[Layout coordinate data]
┌──

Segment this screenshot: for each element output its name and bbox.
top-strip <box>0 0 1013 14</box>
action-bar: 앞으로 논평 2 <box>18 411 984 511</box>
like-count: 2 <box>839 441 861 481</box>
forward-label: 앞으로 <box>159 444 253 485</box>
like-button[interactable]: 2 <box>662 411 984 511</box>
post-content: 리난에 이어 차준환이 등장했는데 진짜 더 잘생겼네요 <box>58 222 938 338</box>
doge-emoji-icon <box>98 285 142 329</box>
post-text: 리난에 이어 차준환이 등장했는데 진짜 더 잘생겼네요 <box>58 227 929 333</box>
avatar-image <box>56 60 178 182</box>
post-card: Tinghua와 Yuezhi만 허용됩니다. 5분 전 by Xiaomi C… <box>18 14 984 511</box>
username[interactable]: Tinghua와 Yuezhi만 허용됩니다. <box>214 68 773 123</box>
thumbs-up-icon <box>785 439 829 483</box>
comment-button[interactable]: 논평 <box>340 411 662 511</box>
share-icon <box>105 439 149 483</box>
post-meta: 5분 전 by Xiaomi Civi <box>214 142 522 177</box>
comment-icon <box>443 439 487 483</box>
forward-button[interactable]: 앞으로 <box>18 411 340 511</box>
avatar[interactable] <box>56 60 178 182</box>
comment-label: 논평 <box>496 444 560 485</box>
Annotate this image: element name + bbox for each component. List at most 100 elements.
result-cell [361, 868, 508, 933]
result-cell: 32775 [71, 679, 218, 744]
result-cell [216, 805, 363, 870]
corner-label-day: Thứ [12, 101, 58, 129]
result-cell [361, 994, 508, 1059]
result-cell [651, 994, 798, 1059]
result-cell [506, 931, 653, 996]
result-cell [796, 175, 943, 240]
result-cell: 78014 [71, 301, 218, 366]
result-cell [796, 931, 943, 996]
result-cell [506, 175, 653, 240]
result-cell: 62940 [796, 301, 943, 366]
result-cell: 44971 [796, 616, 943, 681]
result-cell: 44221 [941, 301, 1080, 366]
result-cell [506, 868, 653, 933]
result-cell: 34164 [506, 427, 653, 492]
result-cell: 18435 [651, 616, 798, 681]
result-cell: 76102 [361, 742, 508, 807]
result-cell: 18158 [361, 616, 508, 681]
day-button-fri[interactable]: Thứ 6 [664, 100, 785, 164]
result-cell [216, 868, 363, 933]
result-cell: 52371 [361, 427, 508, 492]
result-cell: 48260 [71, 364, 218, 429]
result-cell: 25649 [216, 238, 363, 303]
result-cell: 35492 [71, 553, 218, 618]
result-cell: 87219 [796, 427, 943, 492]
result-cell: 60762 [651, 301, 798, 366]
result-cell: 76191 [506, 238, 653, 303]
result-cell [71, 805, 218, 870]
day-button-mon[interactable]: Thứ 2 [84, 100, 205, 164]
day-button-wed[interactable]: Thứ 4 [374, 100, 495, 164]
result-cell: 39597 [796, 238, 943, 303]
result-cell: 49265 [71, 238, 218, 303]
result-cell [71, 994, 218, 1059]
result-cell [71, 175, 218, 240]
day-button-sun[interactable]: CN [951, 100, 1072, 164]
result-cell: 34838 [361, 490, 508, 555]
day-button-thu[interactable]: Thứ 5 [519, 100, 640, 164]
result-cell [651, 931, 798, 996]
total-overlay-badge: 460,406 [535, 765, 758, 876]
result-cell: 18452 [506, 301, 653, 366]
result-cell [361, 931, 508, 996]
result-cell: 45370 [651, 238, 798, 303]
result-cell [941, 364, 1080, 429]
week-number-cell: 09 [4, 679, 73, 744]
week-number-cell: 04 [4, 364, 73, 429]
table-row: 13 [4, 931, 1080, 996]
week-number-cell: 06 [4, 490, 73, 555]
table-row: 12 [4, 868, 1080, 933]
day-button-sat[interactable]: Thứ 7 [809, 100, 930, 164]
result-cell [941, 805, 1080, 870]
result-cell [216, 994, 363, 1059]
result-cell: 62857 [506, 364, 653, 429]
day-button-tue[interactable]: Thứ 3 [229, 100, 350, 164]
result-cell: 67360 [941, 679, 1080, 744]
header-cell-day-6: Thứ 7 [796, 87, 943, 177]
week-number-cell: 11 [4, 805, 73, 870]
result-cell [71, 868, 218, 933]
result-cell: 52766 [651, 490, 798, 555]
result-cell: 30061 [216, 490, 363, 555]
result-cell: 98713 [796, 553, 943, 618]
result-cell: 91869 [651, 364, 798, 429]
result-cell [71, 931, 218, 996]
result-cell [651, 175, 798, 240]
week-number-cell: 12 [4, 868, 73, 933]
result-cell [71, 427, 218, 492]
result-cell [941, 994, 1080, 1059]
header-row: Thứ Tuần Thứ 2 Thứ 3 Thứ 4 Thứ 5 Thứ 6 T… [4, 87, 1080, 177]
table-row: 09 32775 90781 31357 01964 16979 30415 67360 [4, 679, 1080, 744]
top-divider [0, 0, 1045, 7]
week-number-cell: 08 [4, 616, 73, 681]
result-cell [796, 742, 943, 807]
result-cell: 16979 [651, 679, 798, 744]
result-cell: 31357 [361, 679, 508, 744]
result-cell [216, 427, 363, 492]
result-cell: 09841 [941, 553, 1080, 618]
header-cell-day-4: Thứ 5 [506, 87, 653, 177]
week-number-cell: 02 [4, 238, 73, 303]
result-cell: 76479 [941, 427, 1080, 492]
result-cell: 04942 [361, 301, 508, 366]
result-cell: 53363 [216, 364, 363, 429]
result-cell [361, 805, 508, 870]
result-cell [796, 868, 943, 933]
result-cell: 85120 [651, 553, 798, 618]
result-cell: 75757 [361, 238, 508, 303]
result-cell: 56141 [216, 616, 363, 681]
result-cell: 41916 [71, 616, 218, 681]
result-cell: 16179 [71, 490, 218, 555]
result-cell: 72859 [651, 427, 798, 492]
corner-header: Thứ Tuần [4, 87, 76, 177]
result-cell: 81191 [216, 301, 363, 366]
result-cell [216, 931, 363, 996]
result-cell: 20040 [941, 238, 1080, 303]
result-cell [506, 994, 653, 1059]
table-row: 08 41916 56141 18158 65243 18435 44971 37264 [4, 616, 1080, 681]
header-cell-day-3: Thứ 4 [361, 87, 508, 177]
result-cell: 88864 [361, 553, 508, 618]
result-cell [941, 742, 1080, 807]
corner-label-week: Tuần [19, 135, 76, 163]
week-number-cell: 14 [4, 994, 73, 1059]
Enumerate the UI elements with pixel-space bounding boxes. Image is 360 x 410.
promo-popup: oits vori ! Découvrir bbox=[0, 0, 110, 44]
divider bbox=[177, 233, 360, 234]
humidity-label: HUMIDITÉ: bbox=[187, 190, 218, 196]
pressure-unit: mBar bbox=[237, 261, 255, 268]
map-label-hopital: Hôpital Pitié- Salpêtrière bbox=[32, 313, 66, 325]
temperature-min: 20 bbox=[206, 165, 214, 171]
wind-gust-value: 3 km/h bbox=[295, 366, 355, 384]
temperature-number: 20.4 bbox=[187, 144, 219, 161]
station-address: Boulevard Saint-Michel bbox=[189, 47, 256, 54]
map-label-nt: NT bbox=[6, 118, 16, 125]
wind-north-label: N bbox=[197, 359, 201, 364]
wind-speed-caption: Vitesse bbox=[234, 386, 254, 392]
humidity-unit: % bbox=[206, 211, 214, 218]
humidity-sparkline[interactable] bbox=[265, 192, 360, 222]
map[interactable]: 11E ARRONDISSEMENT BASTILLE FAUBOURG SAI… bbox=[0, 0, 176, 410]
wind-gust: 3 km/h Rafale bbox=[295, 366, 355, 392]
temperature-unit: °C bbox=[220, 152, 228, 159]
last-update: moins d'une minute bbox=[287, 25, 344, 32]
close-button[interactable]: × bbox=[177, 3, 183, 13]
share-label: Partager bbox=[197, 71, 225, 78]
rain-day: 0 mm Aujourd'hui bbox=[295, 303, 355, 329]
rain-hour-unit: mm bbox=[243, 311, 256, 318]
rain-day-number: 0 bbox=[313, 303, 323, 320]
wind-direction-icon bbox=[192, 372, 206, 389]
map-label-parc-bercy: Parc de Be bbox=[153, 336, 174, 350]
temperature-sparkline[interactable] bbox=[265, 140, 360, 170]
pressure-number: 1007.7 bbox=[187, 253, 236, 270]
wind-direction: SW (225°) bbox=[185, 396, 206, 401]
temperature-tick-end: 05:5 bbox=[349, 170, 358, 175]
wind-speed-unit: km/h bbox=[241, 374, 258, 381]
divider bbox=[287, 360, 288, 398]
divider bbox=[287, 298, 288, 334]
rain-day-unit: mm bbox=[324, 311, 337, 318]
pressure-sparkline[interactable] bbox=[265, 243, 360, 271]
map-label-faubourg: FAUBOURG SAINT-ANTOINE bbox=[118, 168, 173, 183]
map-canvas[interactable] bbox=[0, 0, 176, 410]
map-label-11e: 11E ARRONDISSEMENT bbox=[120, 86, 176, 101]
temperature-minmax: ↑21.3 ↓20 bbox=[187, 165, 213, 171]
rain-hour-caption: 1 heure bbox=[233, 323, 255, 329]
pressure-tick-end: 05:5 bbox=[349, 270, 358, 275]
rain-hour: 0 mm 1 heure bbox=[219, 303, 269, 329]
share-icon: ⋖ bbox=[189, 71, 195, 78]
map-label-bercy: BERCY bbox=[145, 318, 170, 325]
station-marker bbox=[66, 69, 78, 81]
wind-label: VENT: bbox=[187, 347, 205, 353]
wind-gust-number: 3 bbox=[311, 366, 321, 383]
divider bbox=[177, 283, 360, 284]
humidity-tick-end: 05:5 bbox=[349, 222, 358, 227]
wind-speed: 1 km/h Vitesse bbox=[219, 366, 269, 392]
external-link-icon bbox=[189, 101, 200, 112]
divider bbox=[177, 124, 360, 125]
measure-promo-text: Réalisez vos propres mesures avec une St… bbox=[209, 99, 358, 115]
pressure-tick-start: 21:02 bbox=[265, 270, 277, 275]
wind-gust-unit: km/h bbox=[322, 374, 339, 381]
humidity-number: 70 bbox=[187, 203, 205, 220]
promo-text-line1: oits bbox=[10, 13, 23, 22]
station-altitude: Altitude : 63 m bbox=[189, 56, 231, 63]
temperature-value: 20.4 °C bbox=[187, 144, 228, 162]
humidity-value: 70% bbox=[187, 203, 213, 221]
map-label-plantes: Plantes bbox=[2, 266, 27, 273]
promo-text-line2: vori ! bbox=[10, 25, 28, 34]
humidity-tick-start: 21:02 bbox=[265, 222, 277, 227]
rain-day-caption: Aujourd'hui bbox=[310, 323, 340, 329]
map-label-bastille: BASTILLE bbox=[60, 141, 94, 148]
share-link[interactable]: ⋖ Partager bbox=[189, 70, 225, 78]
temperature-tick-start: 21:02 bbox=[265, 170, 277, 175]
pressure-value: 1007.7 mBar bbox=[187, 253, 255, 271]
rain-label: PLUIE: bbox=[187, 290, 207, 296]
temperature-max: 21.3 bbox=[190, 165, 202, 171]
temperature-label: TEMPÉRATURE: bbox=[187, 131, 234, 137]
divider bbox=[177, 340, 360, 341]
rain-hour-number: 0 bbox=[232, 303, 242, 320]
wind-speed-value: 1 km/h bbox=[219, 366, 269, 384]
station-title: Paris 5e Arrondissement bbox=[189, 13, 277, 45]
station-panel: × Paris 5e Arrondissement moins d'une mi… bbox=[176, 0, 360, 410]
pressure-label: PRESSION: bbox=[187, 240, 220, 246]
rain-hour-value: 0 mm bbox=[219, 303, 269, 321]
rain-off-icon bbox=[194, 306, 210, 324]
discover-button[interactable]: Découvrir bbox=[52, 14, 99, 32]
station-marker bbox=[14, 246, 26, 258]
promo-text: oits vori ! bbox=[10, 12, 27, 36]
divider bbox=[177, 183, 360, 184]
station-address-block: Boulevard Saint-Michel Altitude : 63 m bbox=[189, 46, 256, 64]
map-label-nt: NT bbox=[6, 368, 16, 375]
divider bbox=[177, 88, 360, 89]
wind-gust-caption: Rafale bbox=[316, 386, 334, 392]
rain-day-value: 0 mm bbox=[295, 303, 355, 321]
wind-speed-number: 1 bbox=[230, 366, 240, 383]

└──

SHORT EXERCISE » Turn the data from its first line through the line with "forward-label: 앞으로 <box>159 444 253 485</box>" into a JSON list of strings, one per line, leaving out any blank lines.

ANSWER »
[
  "Segment this screenshot: for each element output its name and bbox.",
  "top-strip <box>0 0 1013 14</box>",
  "action-bar: 앞으로 논평 2 <box>18 411 984 511</box>",
  "like-count: 2 <box>839 441 861 481</box>",
  "forward-label: 앞으로 <box>159 444 253 485</box>"
]